EXERCISE DIRECTIONS → Tally up the lines where the string "label" appears; reply with the number only.
* START *
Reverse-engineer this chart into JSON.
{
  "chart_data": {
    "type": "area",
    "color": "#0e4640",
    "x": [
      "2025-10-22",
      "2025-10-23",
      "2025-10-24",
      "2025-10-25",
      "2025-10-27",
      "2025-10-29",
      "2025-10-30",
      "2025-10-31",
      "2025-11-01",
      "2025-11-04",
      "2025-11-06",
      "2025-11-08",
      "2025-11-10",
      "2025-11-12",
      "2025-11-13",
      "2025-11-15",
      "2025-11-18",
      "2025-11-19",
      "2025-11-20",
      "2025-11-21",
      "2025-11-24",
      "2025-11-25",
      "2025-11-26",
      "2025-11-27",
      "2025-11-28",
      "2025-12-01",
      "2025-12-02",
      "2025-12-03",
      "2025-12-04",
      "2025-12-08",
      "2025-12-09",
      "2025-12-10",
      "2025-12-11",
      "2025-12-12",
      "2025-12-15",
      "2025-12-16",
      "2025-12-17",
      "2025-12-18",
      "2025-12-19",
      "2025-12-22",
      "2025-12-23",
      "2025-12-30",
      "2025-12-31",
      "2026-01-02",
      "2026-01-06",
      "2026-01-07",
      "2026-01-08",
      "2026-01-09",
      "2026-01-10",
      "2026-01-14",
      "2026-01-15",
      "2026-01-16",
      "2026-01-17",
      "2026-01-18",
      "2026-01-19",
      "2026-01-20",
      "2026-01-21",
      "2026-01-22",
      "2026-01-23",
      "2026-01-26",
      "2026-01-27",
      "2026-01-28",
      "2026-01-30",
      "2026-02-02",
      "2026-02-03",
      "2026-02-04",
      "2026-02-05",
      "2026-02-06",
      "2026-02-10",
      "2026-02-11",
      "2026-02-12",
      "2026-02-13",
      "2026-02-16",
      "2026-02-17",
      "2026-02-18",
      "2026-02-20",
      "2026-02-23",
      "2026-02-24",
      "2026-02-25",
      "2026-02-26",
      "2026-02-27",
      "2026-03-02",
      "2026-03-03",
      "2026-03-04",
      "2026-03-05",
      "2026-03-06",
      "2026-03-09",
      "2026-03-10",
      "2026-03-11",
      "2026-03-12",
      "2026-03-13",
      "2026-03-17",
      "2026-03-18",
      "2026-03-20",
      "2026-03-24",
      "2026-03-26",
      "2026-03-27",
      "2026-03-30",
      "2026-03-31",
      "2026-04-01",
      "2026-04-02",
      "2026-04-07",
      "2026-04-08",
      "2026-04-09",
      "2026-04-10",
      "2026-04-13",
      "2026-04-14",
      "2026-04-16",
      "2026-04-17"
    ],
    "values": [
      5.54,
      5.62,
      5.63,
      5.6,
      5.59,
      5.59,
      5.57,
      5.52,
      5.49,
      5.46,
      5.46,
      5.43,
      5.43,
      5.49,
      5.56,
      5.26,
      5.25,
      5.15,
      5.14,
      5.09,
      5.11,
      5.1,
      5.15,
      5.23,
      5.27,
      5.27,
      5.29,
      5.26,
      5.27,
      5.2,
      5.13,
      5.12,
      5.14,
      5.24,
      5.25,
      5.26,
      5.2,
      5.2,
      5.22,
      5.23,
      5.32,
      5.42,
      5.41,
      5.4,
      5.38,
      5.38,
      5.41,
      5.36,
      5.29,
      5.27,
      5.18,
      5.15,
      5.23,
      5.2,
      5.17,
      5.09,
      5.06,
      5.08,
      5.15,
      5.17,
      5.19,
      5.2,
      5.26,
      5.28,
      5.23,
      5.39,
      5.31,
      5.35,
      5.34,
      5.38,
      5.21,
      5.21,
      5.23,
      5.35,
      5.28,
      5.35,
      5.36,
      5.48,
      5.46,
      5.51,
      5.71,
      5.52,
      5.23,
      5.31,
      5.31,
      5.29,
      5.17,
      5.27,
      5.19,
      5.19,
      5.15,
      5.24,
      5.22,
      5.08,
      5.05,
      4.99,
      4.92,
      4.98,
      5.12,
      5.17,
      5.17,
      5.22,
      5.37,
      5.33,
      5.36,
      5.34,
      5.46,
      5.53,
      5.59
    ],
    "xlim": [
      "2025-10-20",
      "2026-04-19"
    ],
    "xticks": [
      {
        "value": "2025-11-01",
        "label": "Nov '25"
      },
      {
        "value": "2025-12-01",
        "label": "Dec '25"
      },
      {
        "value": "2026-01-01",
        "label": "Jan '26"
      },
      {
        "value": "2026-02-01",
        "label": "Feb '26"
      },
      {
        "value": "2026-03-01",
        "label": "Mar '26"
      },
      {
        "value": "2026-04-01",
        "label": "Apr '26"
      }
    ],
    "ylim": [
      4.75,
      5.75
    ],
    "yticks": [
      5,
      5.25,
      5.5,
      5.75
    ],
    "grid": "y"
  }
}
* END *
SOLVED PROBLEM → 6